# Goal of the exercise
Copy out each line of the listing that has the word "документы" in it.

# Provided data
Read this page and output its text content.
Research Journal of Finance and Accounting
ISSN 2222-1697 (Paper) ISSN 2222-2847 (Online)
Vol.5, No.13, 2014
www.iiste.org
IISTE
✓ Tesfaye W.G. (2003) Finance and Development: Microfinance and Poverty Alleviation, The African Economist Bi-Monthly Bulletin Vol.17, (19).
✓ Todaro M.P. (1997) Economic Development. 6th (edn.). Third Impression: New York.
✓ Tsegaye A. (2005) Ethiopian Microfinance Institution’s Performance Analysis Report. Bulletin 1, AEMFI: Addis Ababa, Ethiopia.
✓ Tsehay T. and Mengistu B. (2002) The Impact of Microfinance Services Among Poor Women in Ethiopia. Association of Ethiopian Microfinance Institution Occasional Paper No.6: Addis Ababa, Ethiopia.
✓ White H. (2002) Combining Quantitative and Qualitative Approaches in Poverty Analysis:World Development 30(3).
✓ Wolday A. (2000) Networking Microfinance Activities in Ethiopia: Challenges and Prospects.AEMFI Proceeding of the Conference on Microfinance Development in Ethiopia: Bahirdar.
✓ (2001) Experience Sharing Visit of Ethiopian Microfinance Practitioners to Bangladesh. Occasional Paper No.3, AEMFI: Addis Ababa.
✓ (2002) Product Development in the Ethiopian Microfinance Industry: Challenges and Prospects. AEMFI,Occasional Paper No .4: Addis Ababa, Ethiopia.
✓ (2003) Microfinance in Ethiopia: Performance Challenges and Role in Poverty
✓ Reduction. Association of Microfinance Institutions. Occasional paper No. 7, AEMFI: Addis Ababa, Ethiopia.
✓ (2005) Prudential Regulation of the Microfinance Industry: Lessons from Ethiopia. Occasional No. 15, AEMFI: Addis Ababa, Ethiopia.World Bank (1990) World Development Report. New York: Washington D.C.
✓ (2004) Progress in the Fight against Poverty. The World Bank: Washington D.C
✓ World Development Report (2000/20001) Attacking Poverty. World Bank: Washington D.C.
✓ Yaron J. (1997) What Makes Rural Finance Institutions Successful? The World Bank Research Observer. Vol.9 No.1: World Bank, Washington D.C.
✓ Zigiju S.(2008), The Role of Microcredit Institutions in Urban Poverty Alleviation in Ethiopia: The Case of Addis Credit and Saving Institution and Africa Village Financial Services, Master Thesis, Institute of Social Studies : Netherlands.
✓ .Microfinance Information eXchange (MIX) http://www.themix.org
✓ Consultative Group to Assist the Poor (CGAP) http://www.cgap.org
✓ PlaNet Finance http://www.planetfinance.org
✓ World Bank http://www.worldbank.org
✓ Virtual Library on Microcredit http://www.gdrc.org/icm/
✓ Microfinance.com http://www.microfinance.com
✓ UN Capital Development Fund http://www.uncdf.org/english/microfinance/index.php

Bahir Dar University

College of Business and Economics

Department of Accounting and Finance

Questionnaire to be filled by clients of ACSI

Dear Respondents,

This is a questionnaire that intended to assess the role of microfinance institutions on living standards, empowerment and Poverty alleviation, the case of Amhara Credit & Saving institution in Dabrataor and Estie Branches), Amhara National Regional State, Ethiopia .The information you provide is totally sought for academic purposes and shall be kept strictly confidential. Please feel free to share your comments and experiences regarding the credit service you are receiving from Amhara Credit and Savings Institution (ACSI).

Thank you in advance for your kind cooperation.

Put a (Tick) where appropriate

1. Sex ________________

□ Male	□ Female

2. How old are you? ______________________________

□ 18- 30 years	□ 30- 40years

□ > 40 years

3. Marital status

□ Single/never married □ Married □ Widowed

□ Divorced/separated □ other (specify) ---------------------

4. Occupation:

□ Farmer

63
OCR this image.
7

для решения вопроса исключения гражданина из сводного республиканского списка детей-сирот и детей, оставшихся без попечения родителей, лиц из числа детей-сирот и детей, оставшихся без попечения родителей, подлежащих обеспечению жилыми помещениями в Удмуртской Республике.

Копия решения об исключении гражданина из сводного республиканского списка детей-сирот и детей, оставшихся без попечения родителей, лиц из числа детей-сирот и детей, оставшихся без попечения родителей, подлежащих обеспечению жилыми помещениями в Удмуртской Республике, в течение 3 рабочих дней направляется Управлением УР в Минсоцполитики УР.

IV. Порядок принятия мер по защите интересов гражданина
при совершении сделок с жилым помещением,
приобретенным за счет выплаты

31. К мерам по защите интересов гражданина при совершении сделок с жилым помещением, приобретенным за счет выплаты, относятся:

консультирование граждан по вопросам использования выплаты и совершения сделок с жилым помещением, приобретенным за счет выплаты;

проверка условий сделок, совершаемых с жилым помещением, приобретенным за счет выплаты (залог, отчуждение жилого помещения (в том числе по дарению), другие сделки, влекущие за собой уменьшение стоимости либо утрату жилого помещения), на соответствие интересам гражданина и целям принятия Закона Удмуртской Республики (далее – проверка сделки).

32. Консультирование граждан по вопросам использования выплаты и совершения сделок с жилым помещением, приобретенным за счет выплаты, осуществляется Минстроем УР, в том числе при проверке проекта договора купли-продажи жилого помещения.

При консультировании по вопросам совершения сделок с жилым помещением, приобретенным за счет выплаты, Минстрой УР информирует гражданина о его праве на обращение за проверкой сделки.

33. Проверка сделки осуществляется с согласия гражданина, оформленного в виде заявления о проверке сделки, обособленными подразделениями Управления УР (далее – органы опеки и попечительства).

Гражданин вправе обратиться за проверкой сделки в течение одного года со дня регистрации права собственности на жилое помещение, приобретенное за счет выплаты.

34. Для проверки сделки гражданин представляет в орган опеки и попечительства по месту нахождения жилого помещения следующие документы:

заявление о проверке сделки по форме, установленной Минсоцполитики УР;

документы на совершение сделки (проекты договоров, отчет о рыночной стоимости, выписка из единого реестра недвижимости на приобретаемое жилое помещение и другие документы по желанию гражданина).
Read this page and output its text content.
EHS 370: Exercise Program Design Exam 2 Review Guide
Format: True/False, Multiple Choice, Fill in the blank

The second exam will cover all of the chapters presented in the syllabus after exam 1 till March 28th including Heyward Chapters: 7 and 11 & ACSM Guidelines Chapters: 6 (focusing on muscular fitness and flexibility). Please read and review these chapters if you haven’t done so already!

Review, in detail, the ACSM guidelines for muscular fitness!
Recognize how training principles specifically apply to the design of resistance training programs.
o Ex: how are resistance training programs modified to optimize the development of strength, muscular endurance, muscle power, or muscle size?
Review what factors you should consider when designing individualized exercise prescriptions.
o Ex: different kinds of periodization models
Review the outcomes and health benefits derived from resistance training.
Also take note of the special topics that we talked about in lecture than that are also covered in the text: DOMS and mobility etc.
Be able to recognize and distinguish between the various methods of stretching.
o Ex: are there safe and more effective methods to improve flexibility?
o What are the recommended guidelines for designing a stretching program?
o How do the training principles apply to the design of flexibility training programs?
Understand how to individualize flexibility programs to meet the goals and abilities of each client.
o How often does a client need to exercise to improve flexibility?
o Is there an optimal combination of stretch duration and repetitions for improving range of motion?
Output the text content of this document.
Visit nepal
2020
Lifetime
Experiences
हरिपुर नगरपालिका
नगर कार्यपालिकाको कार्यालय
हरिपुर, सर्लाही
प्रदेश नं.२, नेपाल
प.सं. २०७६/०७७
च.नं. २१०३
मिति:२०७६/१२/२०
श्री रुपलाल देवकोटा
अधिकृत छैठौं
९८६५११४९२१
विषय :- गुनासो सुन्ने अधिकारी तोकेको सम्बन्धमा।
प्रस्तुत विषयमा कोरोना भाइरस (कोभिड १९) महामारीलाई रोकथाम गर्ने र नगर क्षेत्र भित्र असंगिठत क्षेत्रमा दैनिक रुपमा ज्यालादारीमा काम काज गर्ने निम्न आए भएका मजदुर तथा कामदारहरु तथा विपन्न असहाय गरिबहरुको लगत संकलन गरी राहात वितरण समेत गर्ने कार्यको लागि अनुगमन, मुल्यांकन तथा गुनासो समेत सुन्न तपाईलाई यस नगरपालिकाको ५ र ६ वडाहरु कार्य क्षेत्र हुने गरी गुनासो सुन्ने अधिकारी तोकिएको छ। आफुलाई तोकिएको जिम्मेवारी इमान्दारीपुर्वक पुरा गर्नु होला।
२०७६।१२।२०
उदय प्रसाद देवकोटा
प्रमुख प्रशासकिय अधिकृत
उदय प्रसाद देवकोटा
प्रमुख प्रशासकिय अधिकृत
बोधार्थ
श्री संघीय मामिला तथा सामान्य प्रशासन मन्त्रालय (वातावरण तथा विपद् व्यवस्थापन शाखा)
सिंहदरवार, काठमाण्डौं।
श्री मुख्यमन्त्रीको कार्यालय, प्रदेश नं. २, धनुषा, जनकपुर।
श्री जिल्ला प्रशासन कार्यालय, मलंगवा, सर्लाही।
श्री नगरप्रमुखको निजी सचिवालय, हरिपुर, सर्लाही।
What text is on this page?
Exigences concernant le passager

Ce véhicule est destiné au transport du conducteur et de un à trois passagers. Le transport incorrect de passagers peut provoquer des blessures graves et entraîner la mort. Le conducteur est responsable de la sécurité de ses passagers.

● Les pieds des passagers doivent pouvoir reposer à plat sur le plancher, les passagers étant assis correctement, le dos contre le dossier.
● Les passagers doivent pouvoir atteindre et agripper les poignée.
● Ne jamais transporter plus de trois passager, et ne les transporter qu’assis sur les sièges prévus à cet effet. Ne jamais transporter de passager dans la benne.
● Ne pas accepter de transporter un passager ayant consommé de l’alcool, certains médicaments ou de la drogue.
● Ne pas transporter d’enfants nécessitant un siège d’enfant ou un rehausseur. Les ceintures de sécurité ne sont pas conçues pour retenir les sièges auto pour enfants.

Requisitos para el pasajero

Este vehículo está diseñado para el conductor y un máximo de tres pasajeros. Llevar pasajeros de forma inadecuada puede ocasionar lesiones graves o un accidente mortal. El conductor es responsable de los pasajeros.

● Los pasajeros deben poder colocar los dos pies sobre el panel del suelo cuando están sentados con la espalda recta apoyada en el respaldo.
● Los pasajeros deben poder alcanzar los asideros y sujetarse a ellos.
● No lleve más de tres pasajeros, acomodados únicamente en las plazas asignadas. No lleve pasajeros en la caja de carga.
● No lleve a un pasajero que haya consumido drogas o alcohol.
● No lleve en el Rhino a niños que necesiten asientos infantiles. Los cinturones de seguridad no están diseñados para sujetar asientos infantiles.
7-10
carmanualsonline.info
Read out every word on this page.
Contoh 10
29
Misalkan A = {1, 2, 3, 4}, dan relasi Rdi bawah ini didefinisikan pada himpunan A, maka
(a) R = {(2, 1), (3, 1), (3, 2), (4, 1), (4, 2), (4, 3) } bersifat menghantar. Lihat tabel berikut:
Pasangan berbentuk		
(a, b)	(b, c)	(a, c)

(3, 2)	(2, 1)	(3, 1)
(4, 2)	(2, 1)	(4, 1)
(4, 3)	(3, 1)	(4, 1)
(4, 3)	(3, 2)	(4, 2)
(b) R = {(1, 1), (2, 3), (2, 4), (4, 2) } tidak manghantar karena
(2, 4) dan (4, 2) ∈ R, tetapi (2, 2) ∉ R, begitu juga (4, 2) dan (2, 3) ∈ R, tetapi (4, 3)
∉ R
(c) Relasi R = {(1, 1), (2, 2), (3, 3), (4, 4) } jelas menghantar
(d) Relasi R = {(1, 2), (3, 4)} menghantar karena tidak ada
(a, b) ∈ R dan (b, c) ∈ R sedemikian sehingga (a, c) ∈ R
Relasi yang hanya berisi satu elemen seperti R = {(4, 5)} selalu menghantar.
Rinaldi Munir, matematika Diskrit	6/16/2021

# Result
34. Для проверки сделки гражданин представляет в орган опеки и попечительства по месту нахождения жилого помещения следующие документы:
документы на совершение сделки (проекты договоров, отчет о рыночной стоимости, выписка из единого реестра недвижимости на приобретаемое жилое помещение и другие документы по желанию гражданина).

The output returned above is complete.